## What you are asked to do
Search the data for the word "Share". Reproduce every line where it is found.

## Information supplied
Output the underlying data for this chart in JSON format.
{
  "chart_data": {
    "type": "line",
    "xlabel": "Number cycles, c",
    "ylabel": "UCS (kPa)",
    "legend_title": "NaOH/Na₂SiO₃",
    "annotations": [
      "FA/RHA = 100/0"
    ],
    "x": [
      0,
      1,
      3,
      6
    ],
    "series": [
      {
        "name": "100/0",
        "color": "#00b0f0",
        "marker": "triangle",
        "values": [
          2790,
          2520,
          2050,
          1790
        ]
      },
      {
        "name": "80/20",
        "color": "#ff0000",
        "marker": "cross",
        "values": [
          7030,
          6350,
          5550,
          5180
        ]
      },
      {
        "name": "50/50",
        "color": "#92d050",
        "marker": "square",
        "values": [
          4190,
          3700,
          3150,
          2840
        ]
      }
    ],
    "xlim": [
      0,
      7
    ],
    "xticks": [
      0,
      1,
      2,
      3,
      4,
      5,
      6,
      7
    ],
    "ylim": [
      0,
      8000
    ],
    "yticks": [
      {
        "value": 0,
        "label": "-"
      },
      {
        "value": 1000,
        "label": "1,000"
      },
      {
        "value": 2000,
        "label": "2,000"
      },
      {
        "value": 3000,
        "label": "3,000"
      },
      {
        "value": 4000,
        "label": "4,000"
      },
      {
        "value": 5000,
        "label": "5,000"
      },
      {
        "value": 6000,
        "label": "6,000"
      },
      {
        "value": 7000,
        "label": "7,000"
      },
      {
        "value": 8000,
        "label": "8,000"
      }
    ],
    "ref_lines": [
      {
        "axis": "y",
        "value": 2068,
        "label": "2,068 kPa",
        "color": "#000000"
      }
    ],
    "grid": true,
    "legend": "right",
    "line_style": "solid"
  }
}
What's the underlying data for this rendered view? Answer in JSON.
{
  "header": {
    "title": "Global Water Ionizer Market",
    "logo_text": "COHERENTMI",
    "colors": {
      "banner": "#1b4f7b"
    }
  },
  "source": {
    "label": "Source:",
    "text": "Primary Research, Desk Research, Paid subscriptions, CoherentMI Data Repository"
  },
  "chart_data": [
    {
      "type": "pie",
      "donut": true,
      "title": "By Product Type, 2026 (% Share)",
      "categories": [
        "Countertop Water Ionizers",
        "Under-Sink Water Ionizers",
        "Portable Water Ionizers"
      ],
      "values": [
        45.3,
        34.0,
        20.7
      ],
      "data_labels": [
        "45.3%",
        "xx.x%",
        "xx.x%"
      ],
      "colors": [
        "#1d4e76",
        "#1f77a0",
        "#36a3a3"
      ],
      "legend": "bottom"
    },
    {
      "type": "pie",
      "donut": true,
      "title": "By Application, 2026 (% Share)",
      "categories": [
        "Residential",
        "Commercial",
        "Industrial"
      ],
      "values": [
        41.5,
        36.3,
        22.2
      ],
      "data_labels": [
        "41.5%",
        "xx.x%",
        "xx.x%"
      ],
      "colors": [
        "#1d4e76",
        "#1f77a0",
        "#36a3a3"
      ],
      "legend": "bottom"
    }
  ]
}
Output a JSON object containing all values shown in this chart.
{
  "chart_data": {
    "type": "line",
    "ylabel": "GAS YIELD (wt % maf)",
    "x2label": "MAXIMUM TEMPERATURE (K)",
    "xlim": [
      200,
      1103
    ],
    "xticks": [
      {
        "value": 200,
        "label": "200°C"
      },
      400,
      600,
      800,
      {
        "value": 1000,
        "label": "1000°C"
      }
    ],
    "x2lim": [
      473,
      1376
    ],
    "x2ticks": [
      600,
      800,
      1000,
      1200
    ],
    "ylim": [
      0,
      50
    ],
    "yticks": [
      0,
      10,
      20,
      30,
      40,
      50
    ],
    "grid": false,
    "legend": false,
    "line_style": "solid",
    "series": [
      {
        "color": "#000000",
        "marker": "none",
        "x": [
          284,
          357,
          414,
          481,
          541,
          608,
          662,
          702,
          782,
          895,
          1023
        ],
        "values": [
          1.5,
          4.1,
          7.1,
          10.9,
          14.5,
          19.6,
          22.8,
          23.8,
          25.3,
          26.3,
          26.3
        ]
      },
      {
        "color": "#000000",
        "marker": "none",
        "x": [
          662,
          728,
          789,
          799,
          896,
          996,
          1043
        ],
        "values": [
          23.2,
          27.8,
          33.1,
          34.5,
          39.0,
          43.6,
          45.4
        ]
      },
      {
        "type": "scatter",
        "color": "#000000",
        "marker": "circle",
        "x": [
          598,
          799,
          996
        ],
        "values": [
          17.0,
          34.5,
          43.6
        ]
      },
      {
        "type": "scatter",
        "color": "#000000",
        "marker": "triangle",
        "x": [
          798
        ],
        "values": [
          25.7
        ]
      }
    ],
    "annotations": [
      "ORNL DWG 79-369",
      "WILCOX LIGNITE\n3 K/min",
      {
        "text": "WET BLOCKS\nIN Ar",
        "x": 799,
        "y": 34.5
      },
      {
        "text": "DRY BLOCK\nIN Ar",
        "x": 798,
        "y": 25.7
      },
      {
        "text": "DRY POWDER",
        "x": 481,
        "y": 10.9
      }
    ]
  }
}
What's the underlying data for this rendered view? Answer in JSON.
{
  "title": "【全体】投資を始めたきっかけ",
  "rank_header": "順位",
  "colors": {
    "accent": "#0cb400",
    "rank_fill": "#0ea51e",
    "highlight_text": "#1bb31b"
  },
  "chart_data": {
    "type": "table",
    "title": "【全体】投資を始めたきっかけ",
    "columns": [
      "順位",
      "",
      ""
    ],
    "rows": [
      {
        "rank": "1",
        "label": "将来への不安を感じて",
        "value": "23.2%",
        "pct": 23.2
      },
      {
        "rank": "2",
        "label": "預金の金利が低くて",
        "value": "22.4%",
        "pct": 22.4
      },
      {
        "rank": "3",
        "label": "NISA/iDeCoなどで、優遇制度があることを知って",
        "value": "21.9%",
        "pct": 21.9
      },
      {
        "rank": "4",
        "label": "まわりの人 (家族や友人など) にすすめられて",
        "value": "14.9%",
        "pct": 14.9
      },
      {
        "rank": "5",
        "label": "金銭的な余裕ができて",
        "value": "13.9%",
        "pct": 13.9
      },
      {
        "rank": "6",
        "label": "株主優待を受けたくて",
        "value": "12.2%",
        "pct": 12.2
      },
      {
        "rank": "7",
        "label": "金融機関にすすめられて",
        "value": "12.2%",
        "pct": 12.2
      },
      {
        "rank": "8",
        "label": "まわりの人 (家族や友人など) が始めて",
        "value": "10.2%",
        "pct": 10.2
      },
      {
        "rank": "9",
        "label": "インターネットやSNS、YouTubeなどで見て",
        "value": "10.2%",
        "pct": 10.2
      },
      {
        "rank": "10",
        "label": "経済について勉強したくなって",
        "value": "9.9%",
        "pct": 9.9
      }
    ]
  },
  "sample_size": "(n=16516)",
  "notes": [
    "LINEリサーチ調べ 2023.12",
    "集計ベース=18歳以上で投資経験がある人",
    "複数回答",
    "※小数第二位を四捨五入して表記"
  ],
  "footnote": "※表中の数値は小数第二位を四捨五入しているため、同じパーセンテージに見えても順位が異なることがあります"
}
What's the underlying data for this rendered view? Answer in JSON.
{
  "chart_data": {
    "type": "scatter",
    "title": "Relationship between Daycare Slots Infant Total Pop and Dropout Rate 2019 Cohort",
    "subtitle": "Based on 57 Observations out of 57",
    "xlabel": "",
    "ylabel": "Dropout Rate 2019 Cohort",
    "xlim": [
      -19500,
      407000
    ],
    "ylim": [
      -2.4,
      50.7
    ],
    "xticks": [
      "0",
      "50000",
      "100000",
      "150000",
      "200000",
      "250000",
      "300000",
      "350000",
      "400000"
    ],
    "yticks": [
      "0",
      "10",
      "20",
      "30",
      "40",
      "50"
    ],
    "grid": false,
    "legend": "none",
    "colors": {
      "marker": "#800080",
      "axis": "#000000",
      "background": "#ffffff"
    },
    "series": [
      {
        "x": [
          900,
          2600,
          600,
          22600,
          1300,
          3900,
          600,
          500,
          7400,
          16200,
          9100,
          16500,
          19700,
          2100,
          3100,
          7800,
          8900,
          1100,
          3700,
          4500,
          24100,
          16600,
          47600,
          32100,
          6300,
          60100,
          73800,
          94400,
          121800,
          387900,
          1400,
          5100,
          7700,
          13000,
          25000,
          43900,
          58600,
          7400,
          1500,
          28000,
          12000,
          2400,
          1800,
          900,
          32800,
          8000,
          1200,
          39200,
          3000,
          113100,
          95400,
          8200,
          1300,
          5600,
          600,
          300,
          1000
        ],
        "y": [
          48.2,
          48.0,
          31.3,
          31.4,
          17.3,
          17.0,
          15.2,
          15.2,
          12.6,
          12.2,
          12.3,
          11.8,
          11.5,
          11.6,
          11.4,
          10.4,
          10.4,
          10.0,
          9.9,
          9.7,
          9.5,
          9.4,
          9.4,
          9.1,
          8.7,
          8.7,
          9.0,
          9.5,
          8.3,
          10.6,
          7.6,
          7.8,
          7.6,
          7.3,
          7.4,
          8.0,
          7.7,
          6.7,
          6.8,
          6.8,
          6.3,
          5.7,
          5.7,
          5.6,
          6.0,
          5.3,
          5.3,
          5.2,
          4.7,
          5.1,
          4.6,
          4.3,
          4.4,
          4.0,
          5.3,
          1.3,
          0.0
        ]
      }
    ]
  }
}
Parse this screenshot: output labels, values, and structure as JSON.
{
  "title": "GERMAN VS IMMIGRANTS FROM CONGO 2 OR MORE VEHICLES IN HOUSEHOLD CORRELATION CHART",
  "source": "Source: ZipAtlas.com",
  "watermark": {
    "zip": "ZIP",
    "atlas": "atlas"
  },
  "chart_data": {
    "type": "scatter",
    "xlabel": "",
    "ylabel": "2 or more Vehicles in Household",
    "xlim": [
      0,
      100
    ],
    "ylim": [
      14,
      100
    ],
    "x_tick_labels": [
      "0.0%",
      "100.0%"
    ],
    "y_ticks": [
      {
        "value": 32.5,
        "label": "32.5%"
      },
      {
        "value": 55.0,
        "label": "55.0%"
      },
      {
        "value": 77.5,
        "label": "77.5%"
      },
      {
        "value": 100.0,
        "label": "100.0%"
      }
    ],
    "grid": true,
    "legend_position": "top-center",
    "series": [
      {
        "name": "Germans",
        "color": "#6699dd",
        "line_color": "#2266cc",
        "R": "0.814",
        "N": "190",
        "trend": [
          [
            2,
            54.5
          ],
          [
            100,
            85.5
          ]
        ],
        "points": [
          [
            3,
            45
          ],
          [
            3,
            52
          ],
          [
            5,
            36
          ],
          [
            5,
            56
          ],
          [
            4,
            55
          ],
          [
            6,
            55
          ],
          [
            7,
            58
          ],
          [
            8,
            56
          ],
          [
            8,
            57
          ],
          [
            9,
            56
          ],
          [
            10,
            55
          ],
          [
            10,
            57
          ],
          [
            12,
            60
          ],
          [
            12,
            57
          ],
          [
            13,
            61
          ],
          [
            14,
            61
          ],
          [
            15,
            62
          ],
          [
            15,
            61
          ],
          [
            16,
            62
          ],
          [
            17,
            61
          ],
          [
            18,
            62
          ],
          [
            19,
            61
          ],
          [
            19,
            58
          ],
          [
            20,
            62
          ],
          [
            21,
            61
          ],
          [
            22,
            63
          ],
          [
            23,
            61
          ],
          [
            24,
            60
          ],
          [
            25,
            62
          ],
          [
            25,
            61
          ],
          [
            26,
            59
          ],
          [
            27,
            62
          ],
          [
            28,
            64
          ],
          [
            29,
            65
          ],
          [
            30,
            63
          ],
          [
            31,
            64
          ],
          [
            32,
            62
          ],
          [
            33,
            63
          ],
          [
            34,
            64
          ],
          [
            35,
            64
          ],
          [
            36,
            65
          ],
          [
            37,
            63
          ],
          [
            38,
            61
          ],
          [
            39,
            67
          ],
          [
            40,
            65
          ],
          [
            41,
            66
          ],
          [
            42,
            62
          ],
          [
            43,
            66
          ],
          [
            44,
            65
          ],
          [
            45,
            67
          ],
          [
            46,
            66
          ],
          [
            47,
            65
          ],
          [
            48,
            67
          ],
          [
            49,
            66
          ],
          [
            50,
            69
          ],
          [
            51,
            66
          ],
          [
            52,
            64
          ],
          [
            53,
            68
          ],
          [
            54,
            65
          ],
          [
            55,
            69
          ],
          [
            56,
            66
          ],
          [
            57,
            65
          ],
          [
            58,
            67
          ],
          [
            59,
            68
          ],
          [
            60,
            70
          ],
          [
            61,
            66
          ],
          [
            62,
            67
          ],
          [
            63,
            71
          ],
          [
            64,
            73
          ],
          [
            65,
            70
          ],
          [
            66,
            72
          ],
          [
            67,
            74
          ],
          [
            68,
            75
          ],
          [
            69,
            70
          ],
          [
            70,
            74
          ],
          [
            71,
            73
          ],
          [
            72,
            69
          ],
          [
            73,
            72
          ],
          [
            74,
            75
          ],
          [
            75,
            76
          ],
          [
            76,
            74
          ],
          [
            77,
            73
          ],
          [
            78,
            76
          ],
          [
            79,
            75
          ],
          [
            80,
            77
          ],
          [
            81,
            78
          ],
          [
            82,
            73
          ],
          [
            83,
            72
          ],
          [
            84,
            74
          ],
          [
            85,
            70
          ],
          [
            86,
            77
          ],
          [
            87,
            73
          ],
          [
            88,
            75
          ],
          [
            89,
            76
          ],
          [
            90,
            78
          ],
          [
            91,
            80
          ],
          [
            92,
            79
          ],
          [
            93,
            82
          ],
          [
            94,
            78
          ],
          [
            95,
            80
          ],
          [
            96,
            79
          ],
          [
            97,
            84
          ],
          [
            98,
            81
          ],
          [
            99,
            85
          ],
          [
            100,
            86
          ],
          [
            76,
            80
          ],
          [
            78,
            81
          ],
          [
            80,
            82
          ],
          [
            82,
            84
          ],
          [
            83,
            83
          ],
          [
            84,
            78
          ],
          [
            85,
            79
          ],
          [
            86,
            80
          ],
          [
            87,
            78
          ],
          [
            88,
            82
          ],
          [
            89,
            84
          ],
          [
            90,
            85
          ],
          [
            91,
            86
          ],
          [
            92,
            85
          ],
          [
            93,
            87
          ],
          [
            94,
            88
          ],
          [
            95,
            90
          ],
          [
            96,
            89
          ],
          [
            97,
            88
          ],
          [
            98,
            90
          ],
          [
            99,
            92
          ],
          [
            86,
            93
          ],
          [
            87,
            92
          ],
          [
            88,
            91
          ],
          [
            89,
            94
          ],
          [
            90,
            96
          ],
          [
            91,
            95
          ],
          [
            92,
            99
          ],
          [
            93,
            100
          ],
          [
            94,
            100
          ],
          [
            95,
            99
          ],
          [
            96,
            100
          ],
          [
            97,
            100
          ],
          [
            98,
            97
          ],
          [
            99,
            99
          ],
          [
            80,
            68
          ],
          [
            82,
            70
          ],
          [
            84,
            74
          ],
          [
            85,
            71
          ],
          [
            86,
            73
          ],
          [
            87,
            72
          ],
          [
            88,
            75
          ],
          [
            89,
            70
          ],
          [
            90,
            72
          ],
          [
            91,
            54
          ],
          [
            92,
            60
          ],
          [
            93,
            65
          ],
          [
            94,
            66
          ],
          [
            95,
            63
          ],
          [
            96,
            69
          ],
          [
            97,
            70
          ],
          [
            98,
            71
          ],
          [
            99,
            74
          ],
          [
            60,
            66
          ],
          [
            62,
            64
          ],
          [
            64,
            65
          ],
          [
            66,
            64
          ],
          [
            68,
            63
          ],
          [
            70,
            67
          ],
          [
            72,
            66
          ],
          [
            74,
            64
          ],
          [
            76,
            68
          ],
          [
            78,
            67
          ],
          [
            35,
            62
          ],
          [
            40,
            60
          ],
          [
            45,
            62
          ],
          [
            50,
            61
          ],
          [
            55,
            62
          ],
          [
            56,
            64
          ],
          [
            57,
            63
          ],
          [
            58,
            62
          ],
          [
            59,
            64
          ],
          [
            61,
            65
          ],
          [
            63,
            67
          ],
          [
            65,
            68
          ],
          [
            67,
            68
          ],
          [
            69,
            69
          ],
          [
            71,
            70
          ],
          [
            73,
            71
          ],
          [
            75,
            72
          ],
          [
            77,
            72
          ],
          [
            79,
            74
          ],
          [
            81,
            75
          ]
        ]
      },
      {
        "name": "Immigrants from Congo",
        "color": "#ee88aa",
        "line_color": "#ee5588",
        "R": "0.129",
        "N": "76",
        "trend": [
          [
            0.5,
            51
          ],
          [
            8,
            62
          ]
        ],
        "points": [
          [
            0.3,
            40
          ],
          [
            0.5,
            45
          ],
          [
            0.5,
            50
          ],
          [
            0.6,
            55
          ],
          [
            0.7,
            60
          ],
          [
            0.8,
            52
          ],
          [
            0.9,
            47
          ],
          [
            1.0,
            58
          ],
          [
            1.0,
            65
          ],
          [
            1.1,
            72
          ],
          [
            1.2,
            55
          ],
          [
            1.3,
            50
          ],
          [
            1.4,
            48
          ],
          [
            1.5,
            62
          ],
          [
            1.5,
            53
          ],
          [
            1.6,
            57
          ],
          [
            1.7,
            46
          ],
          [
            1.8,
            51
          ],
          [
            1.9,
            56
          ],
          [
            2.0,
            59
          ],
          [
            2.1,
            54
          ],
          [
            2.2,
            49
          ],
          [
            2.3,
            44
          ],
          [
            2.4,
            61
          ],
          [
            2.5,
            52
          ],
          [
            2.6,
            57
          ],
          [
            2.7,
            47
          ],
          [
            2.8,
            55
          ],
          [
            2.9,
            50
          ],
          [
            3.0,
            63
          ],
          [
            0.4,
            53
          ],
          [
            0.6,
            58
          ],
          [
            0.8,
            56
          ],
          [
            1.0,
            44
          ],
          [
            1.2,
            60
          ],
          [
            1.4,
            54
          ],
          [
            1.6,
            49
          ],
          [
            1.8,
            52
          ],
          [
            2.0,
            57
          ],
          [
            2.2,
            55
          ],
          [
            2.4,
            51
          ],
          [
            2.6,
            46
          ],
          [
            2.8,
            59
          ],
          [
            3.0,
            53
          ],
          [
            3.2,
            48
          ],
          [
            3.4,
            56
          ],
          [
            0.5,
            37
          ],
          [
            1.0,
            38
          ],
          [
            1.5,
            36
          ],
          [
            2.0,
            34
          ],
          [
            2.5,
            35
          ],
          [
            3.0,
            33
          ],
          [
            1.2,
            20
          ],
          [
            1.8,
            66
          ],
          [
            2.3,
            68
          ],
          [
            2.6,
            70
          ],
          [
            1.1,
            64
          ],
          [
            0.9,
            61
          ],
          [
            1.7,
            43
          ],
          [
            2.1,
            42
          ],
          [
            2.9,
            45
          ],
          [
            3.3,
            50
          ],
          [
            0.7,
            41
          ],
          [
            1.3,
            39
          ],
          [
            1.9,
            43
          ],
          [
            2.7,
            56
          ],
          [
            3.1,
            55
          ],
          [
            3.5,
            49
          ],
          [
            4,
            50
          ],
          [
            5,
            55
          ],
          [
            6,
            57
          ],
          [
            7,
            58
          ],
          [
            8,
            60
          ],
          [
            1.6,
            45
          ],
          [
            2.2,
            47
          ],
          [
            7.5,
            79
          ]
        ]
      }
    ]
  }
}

## Exercise output
      "title": "By Product Type, 2026 (% Share)",
      "title": "By Application, 2026 (% Share)",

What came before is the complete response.